*What is being asked*:
The response must consist of each line in the listing that has the word "jeder" in it.

*Data for processing*:
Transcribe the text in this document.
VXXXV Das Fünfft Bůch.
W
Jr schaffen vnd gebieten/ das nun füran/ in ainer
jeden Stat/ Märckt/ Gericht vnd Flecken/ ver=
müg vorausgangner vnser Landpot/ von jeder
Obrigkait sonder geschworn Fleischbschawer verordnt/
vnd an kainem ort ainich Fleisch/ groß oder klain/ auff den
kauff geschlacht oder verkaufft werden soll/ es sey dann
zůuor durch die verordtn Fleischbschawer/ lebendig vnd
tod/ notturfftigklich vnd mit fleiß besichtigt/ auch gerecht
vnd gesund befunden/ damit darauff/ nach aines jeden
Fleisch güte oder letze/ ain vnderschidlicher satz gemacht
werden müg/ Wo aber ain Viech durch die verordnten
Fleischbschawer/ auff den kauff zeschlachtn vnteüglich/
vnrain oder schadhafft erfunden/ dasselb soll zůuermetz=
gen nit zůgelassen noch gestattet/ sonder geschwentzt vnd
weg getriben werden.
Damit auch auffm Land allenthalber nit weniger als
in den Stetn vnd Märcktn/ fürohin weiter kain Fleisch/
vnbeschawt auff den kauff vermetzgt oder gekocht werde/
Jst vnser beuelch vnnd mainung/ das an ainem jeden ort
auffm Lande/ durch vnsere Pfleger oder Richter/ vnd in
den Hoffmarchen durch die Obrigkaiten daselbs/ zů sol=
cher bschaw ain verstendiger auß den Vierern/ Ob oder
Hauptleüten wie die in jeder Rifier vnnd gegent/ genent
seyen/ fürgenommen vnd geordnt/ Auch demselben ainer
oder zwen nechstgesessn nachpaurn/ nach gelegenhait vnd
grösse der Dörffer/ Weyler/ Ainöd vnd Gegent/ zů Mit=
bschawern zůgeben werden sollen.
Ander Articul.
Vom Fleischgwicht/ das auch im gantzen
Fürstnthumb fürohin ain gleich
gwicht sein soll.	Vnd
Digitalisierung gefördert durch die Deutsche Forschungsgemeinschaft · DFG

*Exercise output*:
müg vorausgangner vnser Landpot/ von jeder
Hauptleüten wie die in jeder Rifier vnnd gegent/ genent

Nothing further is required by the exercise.